==== Extrait source

La première apologie d’Eunomius date de cette époque. C’est sans doute aux mêmes circonstances que Théodoret fait allusion, H. E., ii, 25, col. 1076, quand il parle de la résistance de l’hérésiarque à un décret synodal. Mais il pourrait aussi avoir en vue les faits qui suivirent. En effet, Acace de Césarée, qui n’avait pas approuvé la promotion de l’anoméen au siège de Cyzique, obtint de l’empereur de le faire juger dans un synode qui se tint à Antioche dans l’hiver de 360. Personne ne se serait présenté pour remplir le rôle d’accusateur, dit Philostorge, v, 4, col. 534 ; mais le fait que cet avocat passionné n’ose pas parler de réhabilitation, et les plaintes amères d’Eunomius, dont l'écho se retrouve dans saint Grégoire de Nysse, Contra Eunom., 1. I, col. 273, 276, prouvent que l’issue du débat ne fut pas favorable à l'évêque déposé de Cyzique.

========

▸ Consigne 1: Réécrivez le passage sur Eunomius de « La première apologie » jusqu'à « déposé de Cyzique. » inclus, en remplaçant « synode » par « concile ».
▸ Consigne 2: D'après l'extrait sur Eunomius, où et quand se tint le synode qu'Acace de Césarée obtint de l'empereur ?
▸ Consigne 3: Prolongez le texte sur Eunomius en partant de sa dernière phrase.
Les items ci-après proviennent d'une autre source.

==== Données fournies

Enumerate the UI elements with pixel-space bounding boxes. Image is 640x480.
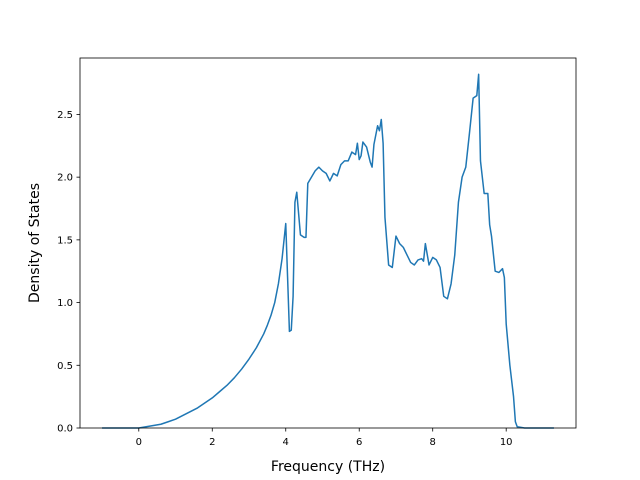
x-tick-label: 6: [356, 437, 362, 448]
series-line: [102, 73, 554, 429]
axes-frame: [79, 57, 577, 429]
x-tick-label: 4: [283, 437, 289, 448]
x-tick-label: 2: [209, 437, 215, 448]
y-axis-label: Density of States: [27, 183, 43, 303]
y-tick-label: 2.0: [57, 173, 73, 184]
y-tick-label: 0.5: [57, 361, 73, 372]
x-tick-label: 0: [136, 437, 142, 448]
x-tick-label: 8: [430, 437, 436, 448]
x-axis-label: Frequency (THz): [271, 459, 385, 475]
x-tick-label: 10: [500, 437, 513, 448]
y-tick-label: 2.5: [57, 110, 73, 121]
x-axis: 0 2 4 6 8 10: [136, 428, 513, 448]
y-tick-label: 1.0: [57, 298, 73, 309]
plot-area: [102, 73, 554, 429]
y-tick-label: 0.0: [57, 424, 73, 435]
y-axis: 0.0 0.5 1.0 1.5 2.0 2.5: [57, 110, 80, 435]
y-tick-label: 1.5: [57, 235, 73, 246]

========
==== Données fournies

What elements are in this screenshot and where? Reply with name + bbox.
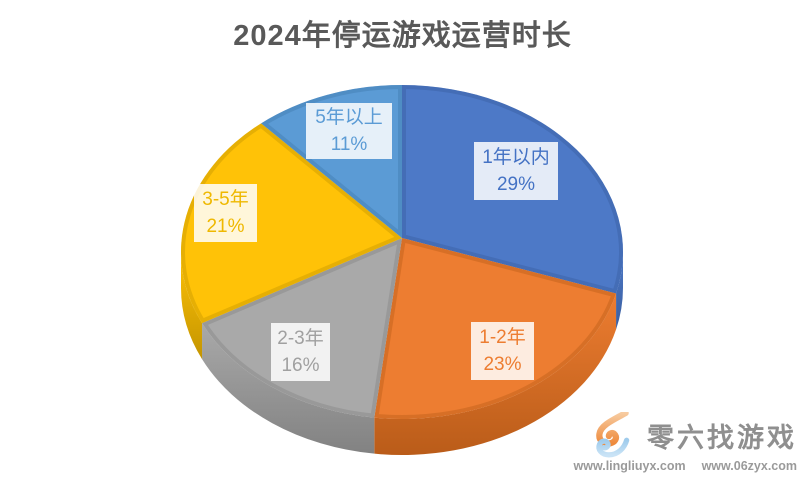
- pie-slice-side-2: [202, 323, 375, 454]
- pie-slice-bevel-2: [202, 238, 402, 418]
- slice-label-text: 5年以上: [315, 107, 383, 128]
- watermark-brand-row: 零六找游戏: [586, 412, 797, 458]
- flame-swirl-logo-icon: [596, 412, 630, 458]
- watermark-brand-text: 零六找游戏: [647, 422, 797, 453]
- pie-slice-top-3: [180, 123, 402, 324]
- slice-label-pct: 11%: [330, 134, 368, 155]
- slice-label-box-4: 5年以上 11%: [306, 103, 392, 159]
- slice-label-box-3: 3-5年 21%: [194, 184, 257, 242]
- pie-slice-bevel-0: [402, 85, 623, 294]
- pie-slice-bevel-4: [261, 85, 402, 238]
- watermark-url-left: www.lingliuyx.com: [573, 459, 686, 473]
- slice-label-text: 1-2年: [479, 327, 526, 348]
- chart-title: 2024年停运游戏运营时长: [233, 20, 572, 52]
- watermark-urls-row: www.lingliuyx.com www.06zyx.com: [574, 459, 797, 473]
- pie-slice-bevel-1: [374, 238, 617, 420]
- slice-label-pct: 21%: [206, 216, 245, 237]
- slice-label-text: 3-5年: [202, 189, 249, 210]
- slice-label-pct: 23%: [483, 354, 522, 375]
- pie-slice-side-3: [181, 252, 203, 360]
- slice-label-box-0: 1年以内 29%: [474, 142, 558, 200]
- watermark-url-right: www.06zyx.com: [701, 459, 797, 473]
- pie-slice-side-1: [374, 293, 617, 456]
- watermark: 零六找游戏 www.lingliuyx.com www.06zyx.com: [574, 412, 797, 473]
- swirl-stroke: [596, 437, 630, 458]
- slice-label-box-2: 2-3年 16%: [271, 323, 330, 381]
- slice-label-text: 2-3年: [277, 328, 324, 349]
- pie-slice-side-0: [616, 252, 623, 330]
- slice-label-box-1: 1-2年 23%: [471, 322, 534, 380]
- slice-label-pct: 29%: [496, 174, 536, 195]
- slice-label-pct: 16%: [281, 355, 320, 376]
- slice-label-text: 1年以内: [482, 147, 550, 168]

========

▸ Réponse attendue 1:
La première apologie d’Eunomius date de cette époque. C’est sans doute aux mêmes circonstances que Théodoret fait allusion, H. E., ii, 25, col. 1076, quand il parle de la résistance de l’hérésiarque à un décret synodal. Mais il pourrait aussi avoir en vue les faits qui suivirent. En effet, Acace de Césarée, qui n’avait pas approuvé la promotion de l’anoméen au siège de Cyzique, obtint de l’empereur de le faire juger dans un concile qui se tint à Antioche dans l’hiver de 360. Personne ne se serait présenté pour remplir le rôle d’accusateur, dit Philostorge, v, 4, col. 534 ; mais le fait que cet avocat passionné n’ose pas parler de réhabilitation, et les plaintes amères d’Eunomius, dont l'écho se retrouve dans saint Grégoire de Nysse, Contra Eunom., 1. I, col. 273, 276, prouvent que l’issue du débat ne fut pas favorable à l'évêque déposé de Cyzique.

▸ Réponse attendue 2: À Antioche, dans l'hiver de 360.

▸ Réponse attendue 3:
L’avènement de Julien l’Apostat permit aux chefs anoméens de rentrer à Constantinople en 361. Avec la connivence d’Eudoxe, qui ne comptait plus alors sur la cour, ils unirent leurs efforts pour développer leur secte. Aétius fut promu à l'épiscopat, puis réhabilité dans un synode d’une dizaine d'évêques, tenu à Antioche en 362. Philostorge, vii, 6, col. 544. Mais le peu de zèle dont les homéens firent preuve en cette affaire fournit aux deux chefs des anoméens l’occasion de se constituer, sur la fin de 363, en parti distinct et pleinement indépendant. Voir Arianisme, col. 1834 sq. Ils nommèrent des évêques pour divers sièges, en particulier pour celui de Constantinople, ce qui consomma la rupture entre eux et Eudoxe. Philostorge, VIII, 2, 4, 7 ; col. 556, 560 sq. Aussi, quand ce dernier personnage rentra en faveur, après l’avènement de Valens à l’empire (28 mars 364), Aétius et Eunomius durent se retirer, le premier dans son domaine de Lesbos, l’autre à Chalcédoine, dans une maison de campagne qu’il y possédait. Ils continuèrent à diriger leur parti à distance, sans avoir charge d’une église déterminée. Eunomius renonça même définitivement à la célébration des saints mystères qu’il avait interrompue depuis son départ de Cyzique. Philostorge, IX, 3, 4, col. 568 sq.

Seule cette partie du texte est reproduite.